(Stored data entries)
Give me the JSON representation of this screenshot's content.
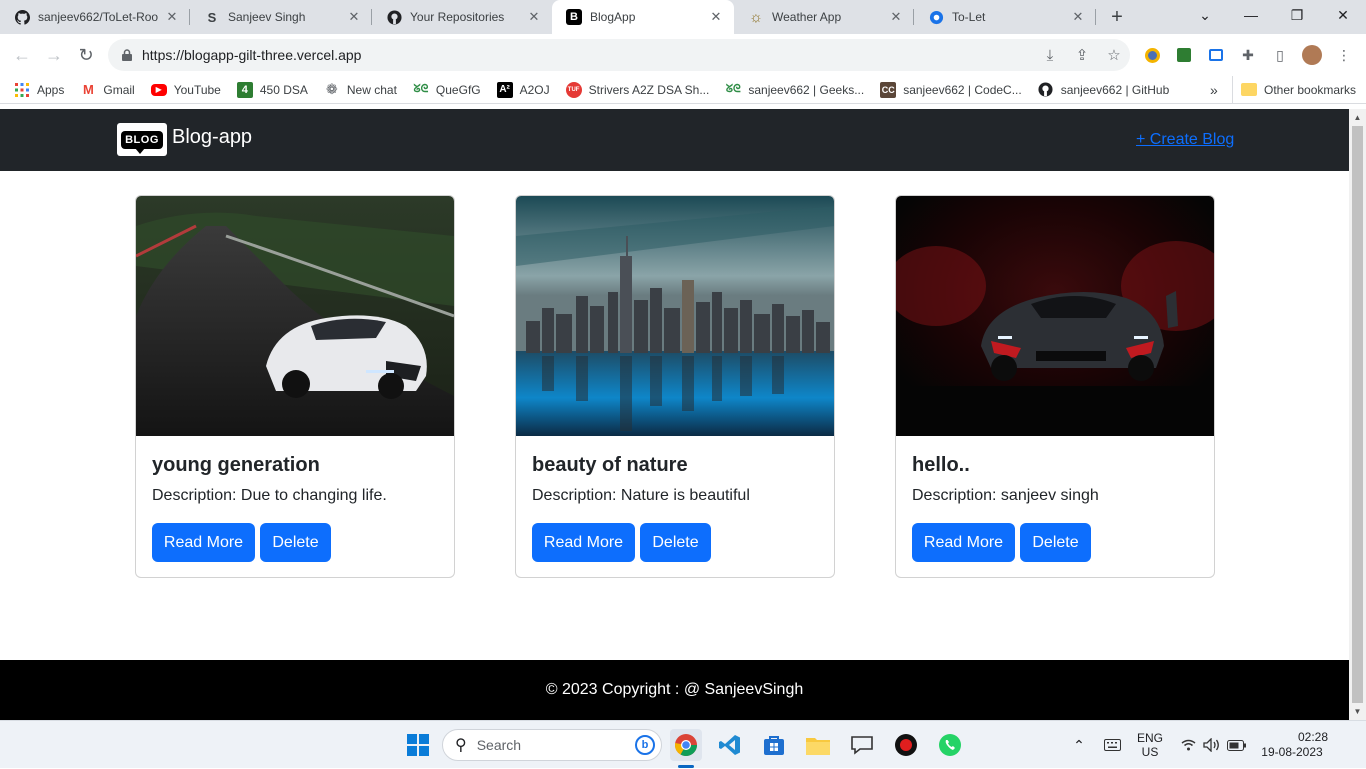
{
  "browser": {
    "tabs": [
      {
        "title": "sanjeev662/ToLet-Roo",
        "icon": "github-icon",
        "active": false
      },
      {
        "title": "Sanjeev Singh",
        "icon": "s-logo-icon",
        "active": false
      },
      {
        "title": "Your Repositories",
        "icon": "github-icon",
        "active": false
      },
      {
        "title": "BlogApp",
        "icon": "b-logo-icon",
        "active": true
      },
      {
        "title": "Weather App",
        "icon": "sun-icon",
        "active": false
      },
      {
        "title": "To-Let",
        "icon": "globe-icon",
        "active": false
      }
    ],
    "new_tab": "+",
    "url": "https://blogapp-gilt-three.vercel.app",
    "bookmarks": [
      {
        "label": "Apps",
        "icon": "apps-grid-icon"
      },
      {
        "label": "Gmail",
        "icon": "gmail-icon"
      },
      {
        "label": "YouTube",
        "icon": "youtube-icon"
      },
      {
        "label": "450 DSA",
        "icon": "number-4-icon"
      },
      {
        "label": "New chat",
        "icon": "chatgpt-icon"
      },
      {
        "label": "QueGfG",
        "icon": "gfg-icon"
      },
      {
        "label": "A2OJ",
        "icon": "a2oj-icon"
      },
      {
        "label": "Strivers A2Z DSA Sh...",
        "icon": "tuf-icon"
      },
      {
        "label": "sanjeev662 | Geeks...",
        "icon": "gfg-icon"
      },
      {
        "label": "sanjeev662 | CodeC...",
        "icon": "codechef-icon"
      },
      {
        "label": "sanjeev662 | GitHub",
        "icon": "github-icon"
      }
    ],
    "bookmarks_overflow": "»",
    "other_bookmarks": "Other bookmarks"
  },
  "site": {
    "logo_text": "BLOG",
    "brand": "Blog-app",
    "create_link": "+ Create Blog",
    "cards": [
      {
        "title": "young generation",
        "description": "Description: Due to changing life.",
        "read_more": "Read More",
        "delete": "Delete",
        "image": "white-sports-car-on-road"
      },
      {
        "title": "beauty of nature",
        "description": "Description: Nature is beautiful",
        "read_more": "Read More",
        "delete": "Delete",
        "image": "city-skyline-reflection"
      },
      {
        "title": "hello..",
        "description": "Description: sanjeev singh",
        "read_more": "Read More",
        "delete": "Delete",
        "image": "dark-supercar-red-smoke"
      }
    ],
    "footer": "© 2023 Copyright : @ SanjeevSingh"
  },
  "taskbar": {
    "search_placeholder": "Search",
    "lang_top": "ENG",
    "lang_bottom": "US",
    "time": "02:28",
    "date": "19-08-2023"
  },
  "colors": {
    "primary": "#0d6efd",
    "navbar": "#212529",
    "footer": "#000000"
  }
}
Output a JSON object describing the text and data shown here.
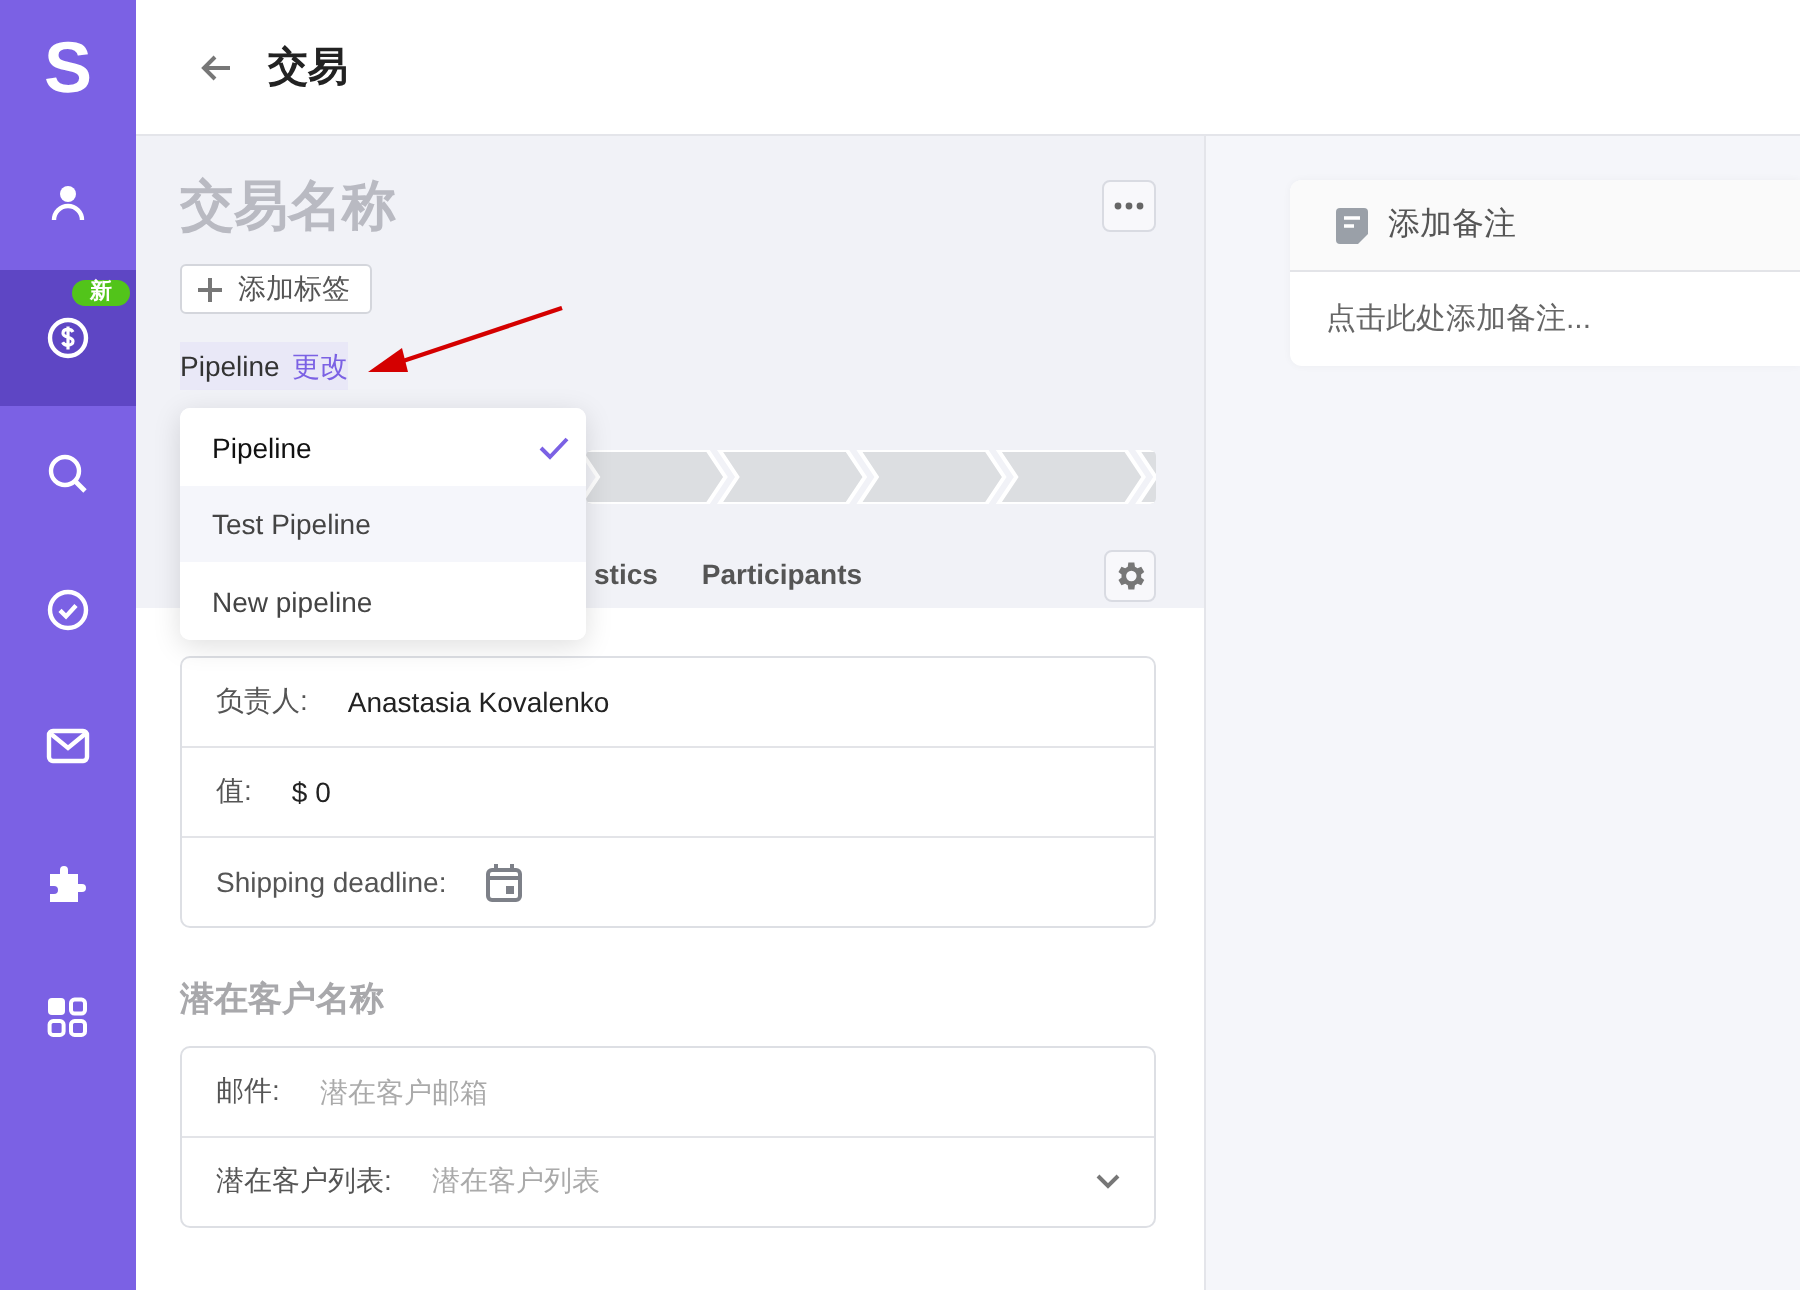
{
  "sidebar": {
    "logo": "S",
    "items": [
      {
        "kind": "contacts",
        "selected": false
      },
      {
        "kind": "deals",
        "selected": true,
        "badge": "新"
      },
      {
        "kind": "search",
        "selected": false
      },
      {
        "kind": "tasks",
        "selected": false
      },
      {
        "kind": "mail",
        "selected": false
      },
      {
        "kind": "integrations",
        "selected": false
      },
      {
        "kind": "apps",
        "selected": false
      }
    ]
  },
  "header": {
    "title": "交易"
  },
  "deal": {
    "name_placeholder": "交易名称",
    "add_tag": "添加标签",
    "pipeline_label": "Pipeline",
    "change_link": "更改",
    "pipeline_menu": [
      {
        "label": "Pipeline",
        "selected": true
      },
      {
        "label": "Test Pipeline",
        "selected": false
      },
      {
        "label": "New pipeline",
        "selected": false
      }
    ],
    "tabs": [
      {
        "label": "stics",
        "selected": false
      },
      {
        "label": "Participants",
        "selected": false
      }
    ],
    "fields": [
      {
        "kind": "text",
        "label": "负责人:",
        "value": "Anastasia Kovalenko"
      },
      {
        "kind": "text",
        "label": "值:",
        "value": "$ 0"
      },
      {
        "kind": "date",
        "label": "Shipping deadline:"
      }
    ],
    "contact": {
      "title": "潜在客户名称",
      "fields": [
        {
          "kind": "input",
          "label": "邮件:",
          "placeholder": "潜在客户邮箱"
        },
        {
          "kind": "select",
          "label": "潜在客户列表:",
          "placeholder": "潜在客户列表"
        }
      ]
    }
  },
  "notes": {
    "title": "添加备注",
    "placeholder": "点击此处添加备注..."
  }
}
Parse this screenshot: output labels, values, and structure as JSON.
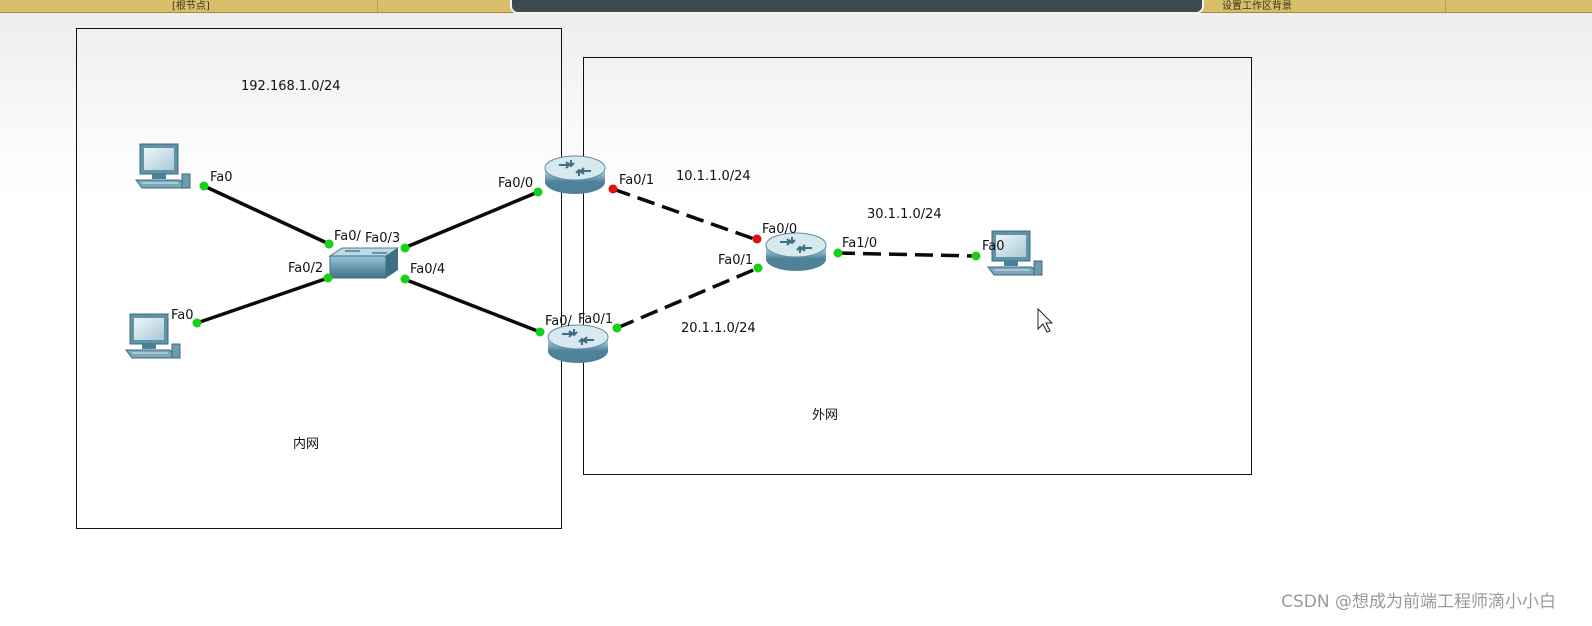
{
  "toolbar": {
    "left_label": "[根节点]",
    "right_label": "设置工作区背景"
  },
  "zones": {
    "inner_subnet": "192.168.1.0/24",
    "inner_name": "内网",
    "outer_name": "外网"
  },
  "networks": {
    "net_10": "10.1.1.0/24",
    "net_20": "20.1.1.0/24",
    "net_30": "30.1.1.0/24"
  },
  "ports": {
    "pc1_fa0": "Fa0",
    "pc2_fa0": "Fa0",
    "sw_fa0_1": "Fa0/",
    "sw_fa0_2": "Fa0/2",
    "sw_fa0_3": "Fa0/3",
    "sw_fa0_4": "Fa0/4",
    "r1_fa0_0": "Fa0/0",
    "r1_fa0_1": "Fa0/1",
    "r2_fa0_0": "Fa0/",
    "r2_fa0_1": "Fa0/1",
    "r3_fa0_0": "Fa0/0",
    "r3_fa0_1": "Fa0/1",
    "r3_fa1_0": "Fa1/0",
    "pc3_fa0": "Fa0"
  },
  "colors": {
    "link_up": "#18d018",
    "link_down": "#e01010",
    "device": "#6fa3b8"
  },
  "watermark": "CSDN @想成为前端工程师滴小小白"
}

- What is asked
Pictures appear in the records above. Output everything except them, exactly.

- The completed task
Give me the JSON representation of this screenshot's content.
{
  "browser": {
    "tabs": [
      {
        "title": "sanjeev662/ToLet-Roo",
        "icon": "github-icon",
        "active": false
      },
      {
        "title": "Sanjeev Singh",
        "icon": "s-logo-icon",
        "active": false
      },
      {
        "title": "Your Repositories",
        "icon": "github-icon",
        "active": false
      },
      {
        "title": "BlogApp",
        "icon": "b-logo-icon",
        "active": true
      },
      {
        "title": "Weather App",
        "icon": "sun-icon",
        "active": false
      },
      {
        "title": "To-Let",
        "icon": "globe-icon",
        "active": false
      }
    ],
    "new_tab": "+",
    "url": "https://blogapp-gilt-three.vercel.app",
    "bookmarks": [
      {
        "label": "Apps",
        "icon": "apps-grid-icon"
      },
      {
        "label": "Gmail",
        "icon": "gmail-icon"
      },
      {
        "label": "YouTube",
        "icon": "youtube-icon"
      },
      {
        "label": "450 DSA",
        "icon": "number-4-icon"
      },
      {
        "label": "New chat",
        "icon": "chatgpt-icon"
      },
      {
        "label": "QueGfG",
        "icon": "gfg-icon"
      },
      {
        "label": "A2OJ",
        "icon": "a2oj-icon"
      },
      {
        "label": "Strivers A2Z DSA Sh...",
        "icon": "tuf-icon"
      },
      {
        "label": "sanjeev662 | Geeks...",
        "icon": "gfg-icon"
      },
      {
        "label": "sanjeev662 | CodeC...",
        "icon": "codechef-icon"
      },
      {
        "label": "sanjeev662 | GitHub",
        "icon": "github-icon"
      }
    ],
    "bookmarks_overflow": "»",
    "other_bookmarks": "Other bookmarks"
  },
  "site": {
    "logo_text": "BLOG",
    "brand": "Blog-app",
    "create_link": "+ Create Blog",
    "cards": [
      {
        "title": "young generation",
        "description": "Description: Due to changing life.",
        "read_more": "Read More",
        "delete": "Delete",
        "image": "white-sports-car-on-road"
      },
      {
        "title": "beauty of nature",
        "description": "Description: Nature is beautiful",
        "read_more": "Read More",
        "delete": "Delete",
        "image": "city-skyline-reflection"
      },
      {
        "title": "hello..",
        "description": "Description: sanjeev singh",
        "read_more": "Read More",
        "delete": "Delete",
        "image": "dark-supercar-red-smoke"
      }
    ],
    "footer": "© 2023 Copyright : @ SanjeevSingh"
  },
  "taskbar": {
    "search_placeholder": "Search",
    "lang_top": "ENG",
    "lang_bottom": "US",
    "time": "02:28",
    "date": "19-08-2023"
  },
  "colors": {
    "primary": "#0d6efd",
    "navbar": "#212529",
    "footer": "#000000"
  }
}
Output a JSON object describing the text and data shown here.
{
  "sidebar": {
    "logo": "S",
    "items": [
      {
        "kind": "contacts",
        "selected": false
      },
      {
        "kind": "deals",
        "selected": true,
        "badge": "新"
      },
      {
        "kind": "search",
        "selected": false
      },
      {
        "kind": "tasks",
        "selected": false
      },
      {
        "kind": "mail",
        "selected": false
      },
      {
        "kind": "integrations",
        "selected": false
      },
      {
        "kind": "apps",
        "selected": false
      }
    ]
  },
  "header": {
    "title": "交易"
  },
  "deal": {
    "name_placeholder": "交易名称",
    "add_tag": "添加标签",
    "pipeline_label": "Pipeline",
    "change_link": "更改",
    "pipeline_menu": [
      {
        "label": "Pipeline",
        "selected": true
      },
      {
        "label": "Test Pipeline",
        "selected": false
      },
      {
        "label": "New pipeline",
        "selected": false
      }
    ],
    "tabs": [
      {
        "label": "stics",
        "selected": false
      },
      {
        "label": "Participants",
        "selected": false
      }
    ],
    "fields": [
      {
        "kind": "text",
        "label": "负责人:",
        "value": "Anastasia Kovalenko"
      },
      {
        "kind": "text",
        "label": "值:",
        "value": "$ 0"
      },
      {
        "kind": "date",
        "label": "Shipping deadline:"
      }
    ],
    "contact": {
      "title": "潜在客户名称",
      "fields": [
        {
          "kind": "input",
          "label": "邮件:",
          "placeholder": "潜在客户邮箱"
        },
        {
          "kind": "select",
          "label": "潜在客户列表:",
          "placeholder": "潜在客户列表"
        }
      ]
    }
  },
  "notes": {
    "title": "添加备注",
    "placeholder": "点击此处添加备注..."
  }
}
Parse this screenshot: output labels, values, and structure as JSON.
{
  "toolbar": {
    "left_label": "[根节点]",
    "right_label": "设置工作区背景"
  },
  "zones": {
    "inner_subnet": "192.168.1.0/24",
    "inner_name": "内网",
    "outer_name": "外网"
  },
  "networks": {
    "net_10": "10.1.1.0/24",
    "net_20": "20.1.1.0/24",
    "net_30": "30.1.1.0/24"
  },
  "ports": {
    "pc1_fa0": "Fa0",
    "pc2_fa0": "Fa0",
    "sw_fa0_1": "Fa0/",
    "sw_fa0_2": "Fa0/2",
    "sw_fa0_3": "Fa0/3",
    "sw_fa0_4": "Fa0/4",
    "r1_fa0_0": "Fa0/0",
    "r1_fa0_1": "Fa0/1",
    "r2_fa0_0": "Fa0/",
    "r2_fa0_1": "Fa0/1",
    "r3_fa0_0": "Fa0/0",
    "r3_fa0_1": "Fa0/1",
    "r3_fa1_0": "Fa1/0",
    "pc3_fa0": "Fa0"
  },
  "colors": {
    "link_up": "#18d018",
    "link_down": "#e01010",
    "device": "#6fa3b8"
  },
  "watermark": "CSDN @想成为前端工程师滴小小白"
}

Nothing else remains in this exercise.